» **WORK TO BE COMPLETED**:
Look through the records below and collect all lines that hold the string "Lending".

* START RECORD EXCERPTS *

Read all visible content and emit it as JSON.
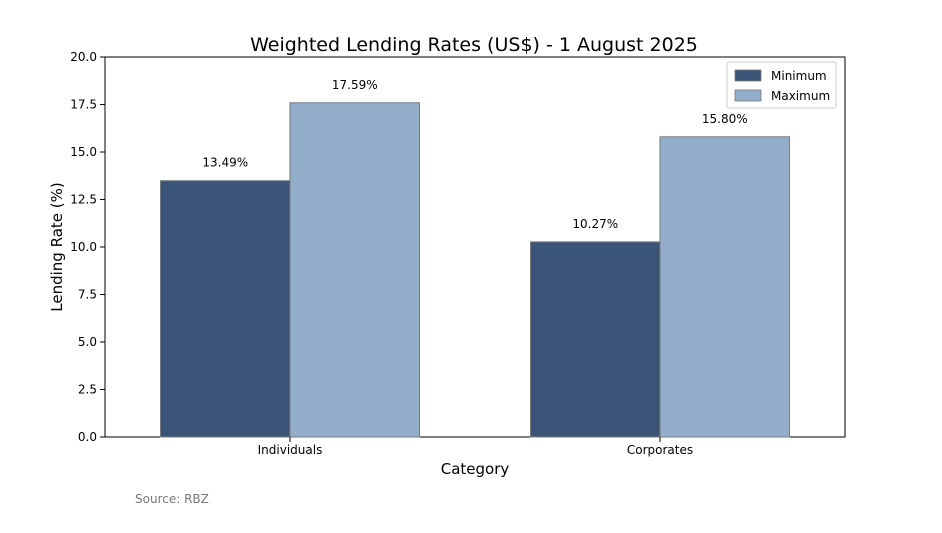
{
  "source_note": "Source: RBZ",
  "chart_data": {
    "type": "bar",
    "title": "Weighted Lending Rates (US$) - 1 August 2025",
    "xlabel": "Category",
    "ylabel": "Lending Rate (%)",
    "categories": [
      "Individuals",
      "Corporates"
    ],
    "series": [
      {
        "name": "Minimum",
        "values": [
          13.49,
          10.27
        ],
        "color": "#3a5577",
        "labels": [
          "13.49%",
          "10.27%"
        ]
      },
      {
        "name": "Maximum",
        "values": [
          17.59,
          15.8
        ],
        "color": "#93aecb",
        "labels": [
          "17.59%",
          "15.80%"
        ]
      }
    ],
    "ylim": [
      0,
      20
    ],
    "yticks": [
      "0.0",
      "2.5",
      "5.0",
      "7.5",
      "10.0",
      "12.5",
      "15.0",
      "17.5",
      "20.0"
    ],
    "grid": false,
    "legend_position": "top-right"
  }
}
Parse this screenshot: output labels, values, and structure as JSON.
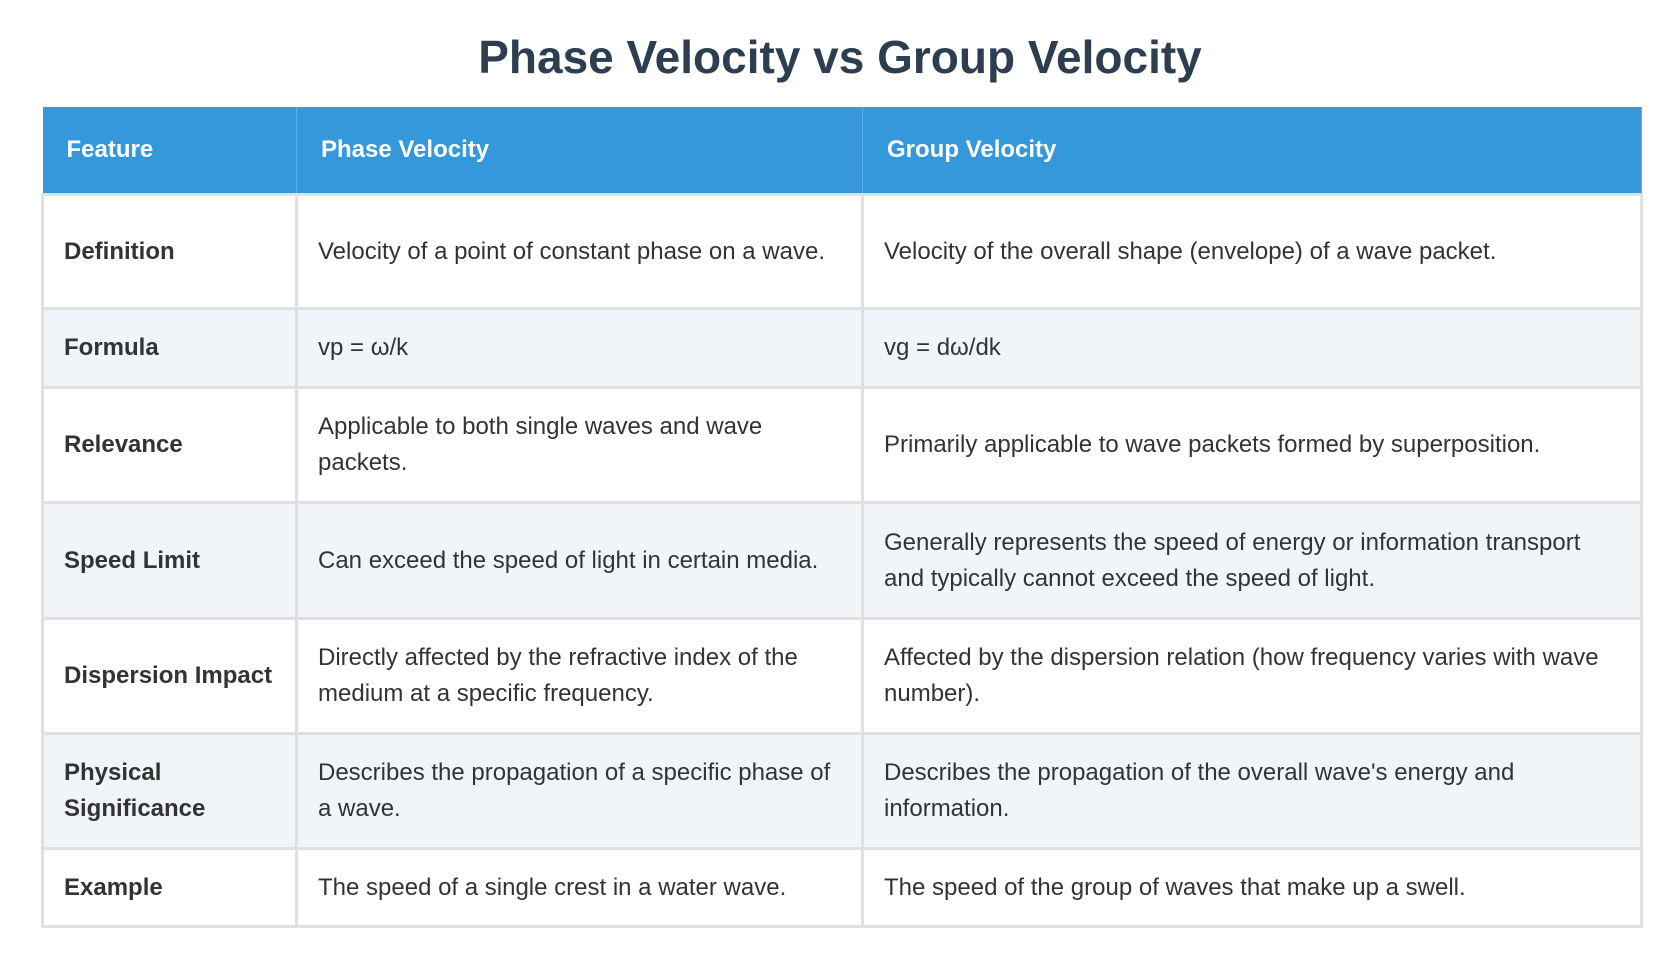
{
  "title": "Phase Velocity vs Group Velocity",
  "headers": [
    "Feature",
    "Phase Velocity",
    "Group Velocity"
  ],
  "rows": [
    [
      "Definition",
      "Velocity of a point of constant phase on a wave.",
      "Velocity of the overall shape (envelope) of a wave packet."
    ],
    [
      "Formula",
      "vp = ω/k",
      "vg = dω/dk"
    ],
    [
      "Relevance",
      "Applicable to both single waves and wave packets.",
      "Primarily applicable to wave packets formed by superposition."
    ],
    [
      "Speed Limit",
      "Can exceed the speed of light in certain media.",
      "Generally represents the speed of energy or information transport and typically cannot exceed the speed of light."
    ],
    [
      "Dispersion Impact",
      "Directly affected by the refractive index of the medium at a specific frequency.",
      "Affected by the dispersion relation (how frequency varies with wave number)."
    ],
    [
      "Physical Significance",
      "Describes the propagation of a specific phase of a wave.",
      "Describes the propagation of the overall wave's energy and information."
    ],
    [
      "Example",
      "The speed of a single crest in a water wave.",
      "The speed of the group of waves that make up a swell."
    ]
  ],
  "colors": {
    "header": "#3498db",
    "title": "#2c3e50",
    "alt_row": "#f1f5fa"
  }
}
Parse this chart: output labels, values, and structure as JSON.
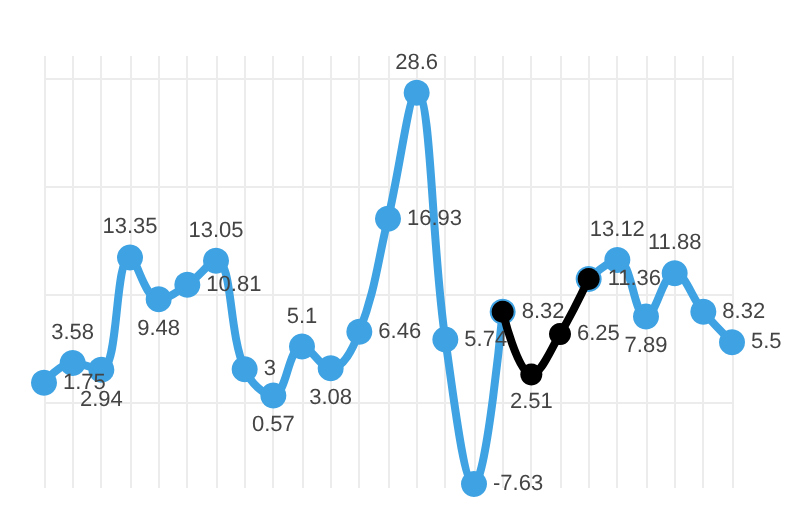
{
  "chart_data": {
    "type": "line",
    "categories": [
      null,
      null,
      null,
      null,
      null,
      null,
      null,
      null,
      null,
      null,
      null,
      null,
      null,
      null,
      null,
      null,
      null,
      null,
      null,
      null,
      null,
      null,
      null,
      null,
      null
    ],
    "series": [
      {
        "color": "#3fa3e3",
        "values": [
          1.75,
          3.58,
          2.94,
          13.35,
          9.48,
          10.81,
          13.05,
          3,
          0.57,
          5.1,
          3.08,
          6.46,
          16.93,
          28.6,
          5.74,
          -7.63,
          8.32,
          null,
          null,
          11.36,
          13.12,
          7.89,
          11.88,
          8.32,
          5.5
        ],
        "value_labels": [
          "1.75",
          "3.58",
          "2.94",
          "13.35",
          "9.48",
          "10.81",
          "13.05",
          "3",
          "0.57",
          "5.1",
          "3.08",
          "6.46",
          "16.93",
          "28.6",
          "5.74",
          "-7.63",
          "8.32",
          null,
          null,
          "11.36",
          "13.12",
          "7.89",
          "11.88",
          "8.32",
          "5.5"
        ]
      },
      {
        "color": "#000000",
        "values": [
          null,
          null,
          null,
          null,
          null,
          null,
          null,
          null,
          null,
          null,
          null,
          null,
          null,
          null,
          null,
          null,
          8.32,
          2.51,
          6.25,
          11.36,
          null,
          null,
          null,
          null,
          null
        ],
        "value_labels": [
          null,
          null,
          null,
          null,
          null,
          null,
          null,
          null,
          null,
          null,
          null,
          null,
          null,
          null,
          null,
          null,
          null,
          "2.51",
          "6.25",
          null,
          null,
          null,
          null,
          null,
          null
        ]
      }
    ],
    "ylim": [
      -8,
      32
    ],
    "yticks": [
      {
        "value": 0,
        "label": null
      },
      {
        "value": 10,
        "label": null
      },
      {
        "value": 20,
        "label": null
      },
      {
        "value": 30,
        "label": null
      }
    ],
    "grid": true,
    "marker": "circle",
    "line_style": "solid"
  }
}
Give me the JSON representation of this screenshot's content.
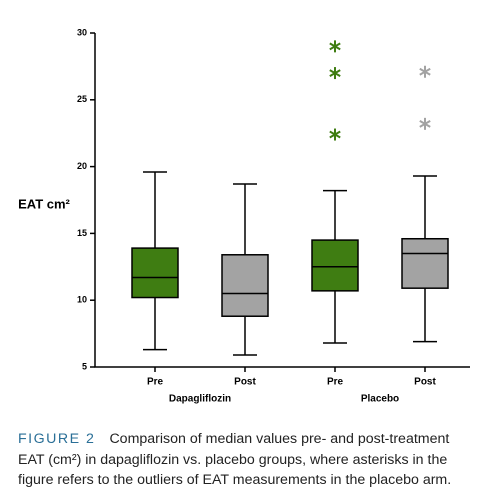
{
  "chart_data": {
    "type": "box",
    "y_label": "EAT cm²",
    "categories": [
      "Pre",
      "Post",
      "Pre",
      "Post"
    ],
    "groups": [
      "Dapagliflozin",
      "Placebo"
    ],
    "ylim": [
      5,
      30
    ],
    "yticks": [
      5,
      10,
      15,
      20,
      25,
      30
    ],
    "grid": false,
    "boxes": [
      {
        "min": 6.3,
        "q1": 10.2,
        "median": 11.7,
        "q3": 13.9,
        "max": 19.6,
        "color": "#3f7d12",
        "outliers": [],
        "outlier_color": "#3f7d12"
      },
      {
        "min": 5.9,
        "q1": 8.8,
        "median": 10.5,
        "q3": 13.4,
        "max": 18.7,
        "color": "#a3a3a3",
        "outliers": [],
        "outlier_color": "#a3a3a3"
      },
      {
        "min": 6.8,
        "q1": 10.7,
        "median": 12.5,
        "q3": 14.5,
        "max": 18.2,
        "color": "#3f7d12",
        "outliers": [
          22.4,
          27.0,
          29.0
        ],
        "outlier_color": "#3f7d12"
      },
      {
        "min": 6.9,
        "q1": 10.9,
        "median": 13.5,
        "q3": 14.6,
        "max": 19.3,
        "color": "#a3a3a3",
        "outliers": [
          23.2,
          27.1
        ],
        "outlier_color": "#a3a3a3"
      }
    ]
  },
  "caption": {
    "label": "FIGURE 2",
    "text": "Comparison of median values pre- and post-treatment EAT (cm²) in dapagliflozin vs. placebo groups, where asterisks in the figure refers to the outliers of EAT measurements in the placebo arm."
  }
}
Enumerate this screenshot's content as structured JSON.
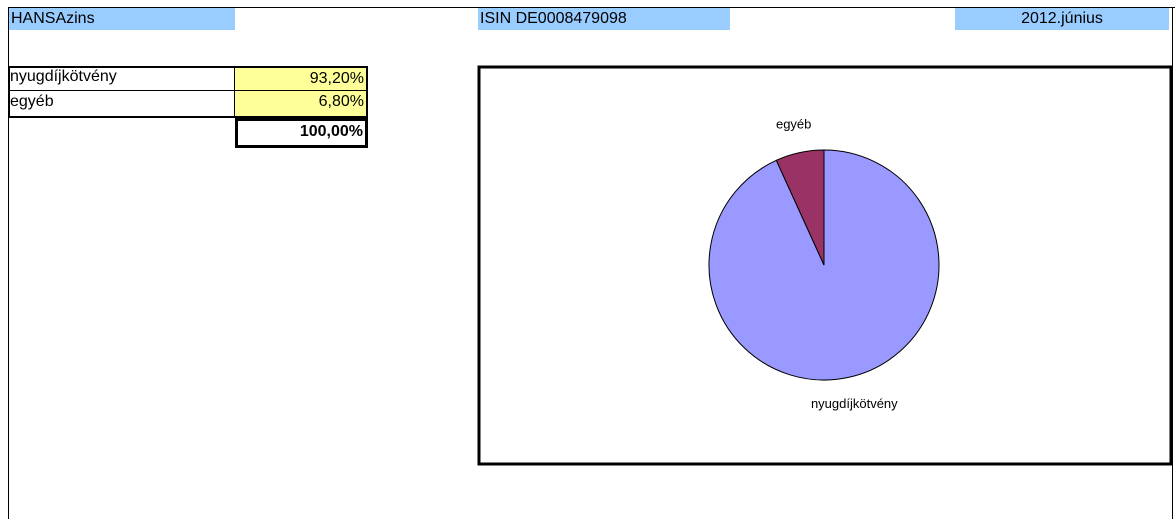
{
  "header": {
    "name": "HANSAzins",
    "isin": "ISIN DE0008479098",
    "date": "2012.június"
  },
  "table": {
    "rows": [
      [
        "nyugdíjkötvény",
        "93,20%"
      ],
      [
        "egyéb",
        "6,80%"
      ]
    ],
    "total": "100,00%"
  },
  "chart_data": {
    "type": "pie",
    "categories": [
      "nyugdíjkötvény",
      "egyéb"
    ],
    "values": [
      93.2,
      6.8
    ],
    "colors": [
      "#9999ff",
      "#993366"
    ]
  }
}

* END RECORD EXCERPTS *

» **SOLUTION TO THE PROBLEM**:
    "title": "Weighted Lending Rates (US$) - 1 August 2025",
    "ylabel": "Lending Rate (%)",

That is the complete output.